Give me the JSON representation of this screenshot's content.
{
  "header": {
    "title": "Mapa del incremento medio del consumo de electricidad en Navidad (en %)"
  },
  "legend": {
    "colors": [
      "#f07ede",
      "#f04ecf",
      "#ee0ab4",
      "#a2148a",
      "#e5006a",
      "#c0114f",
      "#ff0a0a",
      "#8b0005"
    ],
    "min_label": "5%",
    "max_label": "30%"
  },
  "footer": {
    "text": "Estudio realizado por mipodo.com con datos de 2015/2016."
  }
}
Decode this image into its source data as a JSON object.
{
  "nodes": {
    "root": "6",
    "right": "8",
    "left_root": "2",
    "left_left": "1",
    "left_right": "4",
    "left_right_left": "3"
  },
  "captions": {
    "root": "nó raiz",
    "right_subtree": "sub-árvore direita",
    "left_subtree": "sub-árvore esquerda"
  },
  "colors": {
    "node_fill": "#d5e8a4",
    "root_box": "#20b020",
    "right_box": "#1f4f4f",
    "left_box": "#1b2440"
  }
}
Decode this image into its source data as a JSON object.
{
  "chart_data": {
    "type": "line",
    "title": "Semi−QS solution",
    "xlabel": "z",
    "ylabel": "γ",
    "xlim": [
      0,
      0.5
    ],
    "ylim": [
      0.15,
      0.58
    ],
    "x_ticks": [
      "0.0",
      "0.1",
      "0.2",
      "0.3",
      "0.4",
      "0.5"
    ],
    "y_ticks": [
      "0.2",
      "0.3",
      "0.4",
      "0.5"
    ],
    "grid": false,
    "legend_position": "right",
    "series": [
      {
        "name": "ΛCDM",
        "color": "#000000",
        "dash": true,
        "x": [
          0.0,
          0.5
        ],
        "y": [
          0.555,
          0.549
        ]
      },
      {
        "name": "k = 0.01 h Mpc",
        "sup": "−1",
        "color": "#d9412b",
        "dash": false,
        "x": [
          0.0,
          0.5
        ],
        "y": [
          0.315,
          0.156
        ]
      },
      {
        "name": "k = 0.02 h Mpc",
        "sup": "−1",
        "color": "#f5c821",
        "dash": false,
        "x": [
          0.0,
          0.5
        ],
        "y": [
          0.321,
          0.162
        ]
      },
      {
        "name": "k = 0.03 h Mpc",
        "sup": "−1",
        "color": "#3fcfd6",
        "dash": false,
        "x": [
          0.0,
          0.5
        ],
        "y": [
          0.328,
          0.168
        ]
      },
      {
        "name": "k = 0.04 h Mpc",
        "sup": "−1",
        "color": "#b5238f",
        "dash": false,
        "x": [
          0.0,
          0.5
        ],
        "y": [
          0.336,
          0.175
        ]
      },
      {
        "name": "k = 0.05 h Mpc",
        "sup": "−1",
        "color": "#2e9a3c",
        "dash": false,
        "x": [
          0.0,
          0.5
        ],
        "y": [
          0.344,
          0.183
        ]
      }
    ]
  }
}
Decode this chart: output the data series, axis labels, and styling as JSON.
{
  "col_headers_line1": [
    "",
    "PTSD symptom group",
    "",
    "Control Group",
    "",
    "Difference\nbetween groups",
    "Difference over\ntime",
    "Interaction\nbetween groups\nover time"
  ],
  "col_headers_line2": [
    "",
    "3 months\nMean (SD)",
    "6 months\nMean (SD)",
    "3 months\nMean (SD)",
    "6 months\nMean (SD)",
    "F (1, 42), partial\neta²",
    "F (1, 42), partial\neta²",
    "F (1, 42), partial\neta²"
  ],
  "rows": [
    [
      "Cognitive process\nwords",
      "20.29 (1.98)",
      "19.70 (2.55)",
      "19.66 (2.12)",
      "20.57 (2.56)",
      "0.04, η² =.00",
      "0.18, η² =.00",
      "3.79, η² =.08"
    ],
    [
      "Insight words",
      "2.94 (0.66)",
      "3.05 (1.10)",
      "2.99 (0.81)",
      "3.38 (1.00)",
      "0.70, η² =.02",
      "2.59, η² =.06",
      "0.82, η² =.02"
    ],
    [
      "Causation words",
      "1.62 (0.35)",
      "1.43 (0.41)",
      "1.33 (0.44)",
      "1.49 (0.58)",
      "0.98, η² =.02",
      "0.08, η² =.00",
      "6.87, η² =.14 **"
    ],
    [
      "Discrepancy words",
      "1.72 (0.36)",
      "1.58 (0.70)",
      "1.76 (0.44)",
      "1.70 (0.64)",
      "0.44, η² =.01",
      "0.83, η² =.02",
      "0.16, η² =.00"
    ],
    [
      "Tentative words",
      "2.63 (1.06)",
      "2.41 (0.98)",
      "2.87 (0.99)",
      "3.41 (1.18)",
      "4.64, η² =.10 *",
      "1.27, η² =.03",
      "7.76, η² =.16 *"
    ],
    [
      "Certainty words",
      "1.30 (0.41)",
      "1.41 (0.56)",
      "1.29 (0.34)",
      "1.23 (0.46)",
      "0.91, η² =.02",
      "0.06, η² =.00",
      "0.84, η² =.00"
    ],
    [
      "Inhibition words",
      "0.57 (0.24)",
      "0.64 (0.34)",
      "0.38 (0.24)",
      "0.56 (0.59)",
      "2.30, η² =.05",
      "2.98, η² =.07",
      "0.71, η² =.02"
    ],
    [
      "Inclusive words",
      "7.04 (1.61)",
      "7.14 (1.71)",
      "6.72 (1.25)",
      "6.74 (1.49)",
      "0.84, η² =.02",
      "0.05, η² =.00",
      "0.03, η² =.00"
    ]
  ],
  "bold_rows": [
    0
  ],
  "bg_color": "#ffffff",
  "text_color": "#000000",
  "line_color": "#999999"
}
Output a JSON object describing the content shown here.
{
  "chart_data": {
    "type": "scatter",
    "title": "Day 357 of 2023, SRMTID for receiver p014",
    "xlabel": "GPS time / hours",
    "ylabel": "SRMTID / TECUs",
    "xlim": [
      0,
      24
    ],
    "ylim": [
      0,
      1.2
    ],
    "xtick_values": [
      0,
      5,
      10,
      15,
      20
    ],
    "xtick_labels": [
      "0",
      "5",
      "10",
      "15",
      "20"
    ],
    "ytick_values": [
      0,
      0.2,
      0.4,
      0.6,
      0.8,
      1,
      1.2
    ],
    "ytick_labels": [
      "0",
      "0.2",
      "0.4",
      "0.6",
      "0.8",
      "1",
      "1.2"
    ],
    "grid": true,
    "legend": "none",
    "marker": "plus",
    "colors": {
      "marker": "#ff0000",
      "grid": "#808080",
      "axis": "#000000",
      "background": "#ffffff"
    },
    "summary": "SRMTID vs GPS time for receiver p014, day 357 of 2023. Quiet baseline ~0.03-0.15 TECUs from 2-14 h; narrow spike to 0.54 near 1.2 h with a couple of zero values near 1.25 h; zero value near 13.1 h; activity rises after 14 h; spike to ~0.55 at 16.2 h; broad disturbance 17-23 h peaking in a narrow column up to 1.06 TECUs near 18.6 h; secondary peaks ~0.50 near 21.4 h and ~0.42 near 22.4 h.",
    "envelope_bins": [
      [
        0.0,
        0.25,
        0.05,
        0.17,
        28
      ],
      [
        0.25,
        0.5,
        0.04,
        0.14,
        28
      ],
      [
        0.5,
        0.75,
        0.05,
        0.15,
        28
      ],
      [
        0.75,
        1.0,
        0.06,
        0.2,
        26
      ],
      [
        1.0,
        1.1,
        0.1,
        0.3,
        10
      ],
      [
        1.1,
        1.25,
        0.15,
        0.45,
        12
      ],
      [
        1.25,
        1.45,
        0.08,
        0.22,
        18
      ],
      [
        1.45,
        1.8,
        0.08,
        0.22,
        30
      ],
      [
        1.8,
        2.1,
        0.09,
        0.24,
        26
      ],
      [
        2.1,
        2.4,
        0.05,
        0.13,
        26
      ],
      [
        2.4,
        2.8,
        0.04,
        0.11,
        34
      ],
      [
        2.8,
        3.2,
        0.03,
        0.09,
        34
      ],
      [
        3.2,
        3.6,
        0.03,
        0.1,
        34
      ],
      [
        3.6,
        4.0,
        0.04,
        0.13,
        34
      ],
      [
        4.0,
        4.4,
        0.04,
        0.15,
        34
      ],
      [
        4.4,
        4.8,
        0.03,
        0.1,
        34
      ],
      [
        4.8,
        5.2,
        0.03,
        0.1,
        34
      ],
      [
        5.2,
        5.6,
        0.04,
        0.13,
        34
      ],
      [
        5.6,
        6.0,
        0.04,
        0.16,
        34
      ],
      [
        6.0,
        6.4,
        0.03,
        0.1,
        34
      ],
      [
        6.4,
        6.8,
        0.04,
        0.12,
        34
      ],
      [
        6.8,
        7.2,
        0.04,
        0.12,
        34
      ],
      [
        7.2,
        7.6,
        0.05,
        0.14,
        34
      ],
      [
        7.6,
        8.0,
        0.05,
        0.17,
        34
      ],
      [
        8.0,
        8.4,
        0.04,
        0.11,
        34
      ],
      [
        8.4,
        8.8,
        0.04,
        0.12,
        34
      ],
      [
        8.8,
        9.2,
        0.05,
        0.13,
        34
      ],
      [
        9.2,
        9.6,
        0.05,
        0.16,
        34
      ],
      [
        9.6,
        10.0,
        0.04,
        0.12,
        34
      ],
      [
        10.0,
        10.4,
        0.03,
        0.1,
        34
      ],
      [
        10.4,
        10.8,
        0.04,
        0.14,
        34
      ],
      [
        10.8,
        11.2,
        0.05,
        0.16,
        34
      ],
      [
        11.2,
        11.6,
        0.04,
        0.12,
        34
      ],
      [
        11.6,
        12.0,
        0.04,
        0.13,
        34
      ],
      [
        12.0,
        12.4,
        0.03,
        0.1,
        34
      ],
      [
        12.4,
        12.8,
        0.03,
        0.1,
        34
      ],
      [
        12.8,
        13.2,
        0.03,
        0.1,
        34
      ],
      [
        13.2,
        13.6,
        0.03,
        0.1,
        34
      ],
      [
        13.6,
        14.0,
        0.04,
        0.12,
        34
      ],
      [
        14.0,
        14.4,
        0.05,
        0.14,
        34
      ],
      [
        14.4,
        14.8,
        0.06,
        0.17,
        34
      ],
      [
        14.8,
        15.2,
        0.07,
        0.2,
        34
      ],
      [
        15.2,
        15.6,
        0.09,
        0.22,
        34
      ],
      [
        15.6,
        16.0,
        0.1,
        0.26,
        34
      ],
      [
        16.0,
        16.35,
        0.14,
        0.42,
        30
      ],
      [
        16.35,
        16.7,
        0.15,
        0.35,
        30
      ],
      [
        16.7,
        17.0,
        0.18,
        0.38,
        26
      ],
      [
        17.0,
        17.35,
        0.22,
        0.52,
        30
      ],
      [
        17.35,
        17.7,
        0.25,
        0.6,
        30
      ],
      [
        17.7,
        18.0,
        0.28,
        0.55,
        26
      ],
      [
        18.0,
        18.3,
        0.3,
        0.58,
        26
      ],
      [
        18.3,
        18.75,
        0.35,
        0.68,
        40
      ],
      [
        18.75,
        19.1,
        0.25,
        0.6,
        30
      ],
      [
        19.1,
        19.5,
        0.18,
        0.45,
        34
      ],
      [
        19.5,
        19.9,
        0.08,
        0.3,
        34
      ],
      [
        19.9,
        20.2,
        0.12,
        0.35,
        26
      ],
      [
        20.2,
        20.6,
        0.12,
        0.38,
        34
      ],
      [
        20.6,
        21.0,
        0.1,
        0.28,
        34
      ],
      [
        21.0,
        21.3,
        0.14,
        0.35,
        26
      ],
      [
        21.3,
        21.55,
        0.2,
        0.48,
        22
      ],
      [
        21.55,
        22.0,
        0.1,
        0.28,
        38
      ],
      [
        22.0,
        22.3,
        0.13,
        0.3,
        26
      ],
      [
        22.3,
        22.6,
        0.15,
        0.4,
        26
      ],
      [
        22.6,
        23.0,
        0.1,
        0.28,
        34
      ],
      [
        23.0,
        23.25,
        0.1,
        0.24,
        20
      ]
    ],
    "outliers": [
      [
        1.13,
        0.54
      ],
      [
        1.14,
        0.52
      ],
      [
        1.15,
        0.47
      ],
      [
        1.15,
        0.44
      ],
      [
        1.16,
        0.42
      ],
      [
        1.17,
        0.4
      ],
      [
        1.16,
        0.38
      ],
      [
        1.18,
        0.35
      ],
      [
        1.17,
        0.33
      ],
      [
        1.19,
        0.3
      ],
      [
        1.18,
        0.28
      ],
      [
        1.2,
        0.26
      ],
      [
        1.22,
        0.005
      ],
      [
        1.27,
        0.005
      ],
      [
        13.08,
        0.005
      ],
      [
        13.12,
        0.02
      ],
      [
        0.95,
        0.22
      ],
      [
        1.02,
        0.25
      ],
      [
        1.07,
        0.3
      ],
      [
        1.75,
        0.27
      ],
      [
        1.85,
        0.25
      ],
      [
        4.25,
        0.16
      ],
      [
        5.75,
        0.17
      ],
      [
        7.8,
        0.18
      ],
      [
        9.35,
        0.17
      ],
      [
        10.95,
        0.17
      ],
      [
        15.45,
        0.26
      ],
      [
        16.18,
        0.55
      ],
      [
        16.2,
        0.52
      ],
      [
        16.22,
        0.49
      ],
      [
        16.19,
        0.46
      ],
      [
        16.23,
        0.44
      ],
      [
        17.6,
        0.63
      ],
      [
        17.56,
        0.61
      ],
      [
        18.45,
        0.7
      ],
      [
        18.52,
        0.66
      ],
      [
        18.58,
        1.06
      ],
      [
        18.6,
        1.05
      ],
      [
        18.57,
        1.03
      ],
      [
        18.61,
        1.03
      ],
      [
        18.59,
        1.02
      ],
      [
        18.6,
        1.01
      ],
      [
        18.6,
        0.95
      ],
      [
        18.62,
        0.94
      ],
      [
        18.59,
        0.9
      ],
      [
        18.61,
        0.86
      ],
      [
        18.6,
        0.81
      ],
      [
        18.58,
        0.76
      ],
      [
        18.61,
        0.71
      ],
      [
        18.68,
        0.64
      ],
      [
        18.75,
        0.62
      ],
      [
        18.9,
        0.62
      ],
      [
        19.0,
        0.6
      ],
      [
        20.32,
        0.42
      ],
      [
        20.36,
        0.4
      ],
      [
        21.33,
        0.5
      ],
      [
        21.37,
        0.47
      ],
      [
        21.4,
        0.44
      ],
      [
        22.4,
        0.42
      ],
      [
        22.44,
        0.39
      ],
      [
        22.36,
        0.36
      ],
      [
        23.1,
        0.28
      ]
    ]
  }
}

● ● ● ●

What is the number of lines above that contain the string "nbetween"? Answer with the number alone.

## Result of this task
2